▶ **Requirements**: Scan the records for the string "your"; copy each line where it occurs.

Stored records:

####################

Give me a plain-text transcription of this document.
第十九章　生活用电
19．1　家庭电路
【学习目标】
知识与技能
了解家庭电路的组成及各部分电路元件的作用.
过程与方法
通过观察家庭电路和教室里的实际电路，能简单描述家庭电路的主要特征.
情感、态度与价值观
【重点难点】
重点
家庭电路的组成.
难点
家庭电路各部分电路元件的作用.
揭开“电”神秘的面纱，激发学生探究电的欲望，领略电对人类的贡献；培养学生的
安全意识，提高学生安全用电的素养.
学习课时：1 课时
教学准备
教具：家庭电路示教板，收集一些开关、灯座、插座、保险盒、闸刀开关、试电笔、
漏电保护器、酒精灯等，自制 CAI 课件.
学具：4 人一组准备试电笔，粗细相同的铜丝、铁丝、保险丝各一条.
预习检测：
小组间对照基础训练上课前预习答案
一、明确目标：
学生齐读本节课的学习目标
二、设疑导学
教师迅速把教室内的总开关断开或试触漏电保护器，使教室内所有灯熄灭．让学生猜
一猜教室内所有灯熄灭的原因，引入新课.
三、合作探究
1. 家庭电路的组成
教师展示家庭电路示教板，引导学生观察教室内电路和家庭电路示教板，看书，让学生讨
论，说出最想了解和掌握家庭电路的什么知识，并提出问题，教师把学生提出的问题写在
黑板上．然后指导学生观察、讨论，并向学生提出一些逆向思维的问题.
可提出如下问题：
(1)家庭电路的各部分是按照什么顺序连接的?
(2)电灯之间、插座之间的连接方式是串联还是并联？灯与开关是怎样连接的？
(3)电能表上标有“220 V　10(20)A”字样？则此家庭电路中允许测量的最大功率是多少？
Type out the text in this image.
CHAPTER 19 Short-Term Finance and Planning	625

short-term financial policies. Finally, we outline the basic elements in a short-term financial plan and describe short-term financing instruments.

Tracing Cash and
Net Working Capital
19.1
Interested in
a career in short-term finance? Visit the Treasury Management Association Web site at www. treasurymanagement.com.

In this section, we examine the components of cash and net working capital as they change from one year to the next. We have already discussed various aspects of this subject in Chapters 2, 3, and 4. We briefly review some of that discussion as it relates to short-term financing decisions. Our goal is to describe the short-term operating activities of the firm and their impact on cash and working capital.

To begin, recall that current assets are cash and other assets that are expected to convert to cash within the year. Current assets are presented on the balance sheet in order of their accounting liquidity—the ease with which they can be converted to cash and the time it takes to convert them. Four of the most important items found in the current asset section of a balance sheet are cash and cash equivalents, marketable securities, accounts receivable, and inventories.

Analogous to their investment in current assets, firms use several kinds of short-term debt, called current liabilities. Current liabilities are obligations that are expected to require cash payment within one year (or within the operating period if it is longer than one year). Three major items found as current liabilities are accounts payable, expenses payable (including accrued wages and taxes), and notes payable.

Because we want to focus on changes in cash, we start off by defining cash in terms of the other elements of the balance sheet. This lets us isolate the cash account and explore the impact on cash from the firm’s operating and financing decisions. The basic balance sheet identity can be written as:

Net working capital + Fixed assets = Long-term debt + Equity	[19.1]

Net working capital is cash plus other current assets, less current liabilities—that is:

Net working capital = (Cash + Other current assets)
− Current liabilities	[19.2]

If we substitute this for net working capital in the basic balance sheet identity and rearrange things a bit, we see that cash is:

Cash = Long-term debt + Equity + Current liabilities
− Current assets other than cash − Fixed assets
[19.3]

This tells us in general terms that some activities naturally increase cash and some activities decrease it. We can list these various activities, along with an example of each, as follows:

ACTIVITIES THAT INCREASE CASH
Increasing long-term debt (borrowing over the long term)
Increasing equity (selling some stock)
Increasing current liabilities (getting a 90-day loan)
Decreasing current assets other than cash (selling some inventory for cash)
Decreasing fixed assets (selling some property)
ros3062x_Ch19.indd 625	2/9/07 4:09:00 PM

####################

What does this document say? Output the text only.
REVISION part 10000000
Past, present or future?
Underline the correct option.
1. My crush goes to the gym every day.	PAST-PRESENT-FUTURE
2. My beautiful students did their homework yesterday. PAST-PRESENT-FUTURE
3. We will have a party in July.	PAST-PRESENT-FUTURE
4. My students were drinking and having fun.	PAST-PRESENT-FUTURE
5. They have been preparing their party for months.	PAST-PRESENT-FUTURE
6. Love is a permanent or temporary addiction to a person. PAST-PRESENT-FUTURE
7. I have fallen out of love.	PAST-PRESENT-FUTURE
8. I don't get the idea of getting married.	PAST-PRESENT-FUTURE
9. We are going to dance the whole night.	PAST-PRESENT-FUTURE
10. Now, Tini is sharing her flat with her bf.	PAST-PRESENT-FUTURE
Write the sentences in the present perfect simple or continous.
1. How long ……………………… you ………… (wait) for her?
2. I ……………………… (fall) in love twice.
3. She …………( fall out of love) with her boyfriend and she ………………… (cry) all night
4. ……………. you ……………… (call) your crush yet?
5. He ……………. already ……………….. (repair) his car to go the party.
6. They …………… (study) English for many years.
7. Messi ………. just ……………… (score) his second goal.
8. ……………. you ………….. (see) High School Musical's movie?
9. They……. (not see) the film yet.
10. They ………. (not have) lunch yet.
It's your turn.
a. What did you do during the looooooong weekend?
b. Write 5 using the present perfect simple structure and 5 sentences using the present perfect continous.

####################

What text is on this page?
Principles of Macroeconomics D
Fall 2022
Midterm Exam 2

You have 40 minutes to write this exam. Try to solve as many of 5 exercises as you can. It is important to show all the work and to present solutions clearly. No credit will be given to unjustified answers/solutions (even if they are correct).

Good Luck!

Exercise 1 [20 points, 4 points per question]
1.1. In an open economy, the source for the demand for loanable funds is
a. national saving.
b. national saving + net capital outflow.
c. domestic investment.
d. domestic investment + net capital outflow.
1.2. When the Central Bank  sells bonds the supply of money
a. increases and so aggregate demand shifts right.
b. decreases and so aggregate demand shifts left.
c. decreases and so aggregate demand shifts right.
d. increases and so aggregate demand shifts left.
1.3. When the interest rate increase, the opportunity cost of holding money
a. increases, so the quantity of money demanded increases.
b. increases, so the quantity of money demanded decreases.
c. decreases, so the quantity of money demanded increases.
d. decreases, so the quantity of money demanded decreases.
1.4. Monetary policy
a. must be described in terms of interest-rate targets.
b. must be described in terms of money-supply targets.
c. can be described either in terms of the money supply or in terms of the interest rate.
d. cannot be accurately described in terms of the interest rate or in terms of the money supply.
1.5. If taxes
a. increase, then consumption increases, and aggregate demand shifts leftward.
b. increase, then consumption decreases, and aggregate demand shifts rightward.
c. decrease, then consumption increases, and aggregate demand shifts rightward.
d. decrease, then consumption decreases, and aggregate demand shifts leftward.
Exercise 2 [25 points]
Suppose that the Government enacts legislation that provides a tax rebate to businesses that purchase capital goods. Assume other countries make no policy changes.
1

####################

▶ **Response to this exercise**:
4. ……………. you ……………… (call) your crush yet?
It's your turn.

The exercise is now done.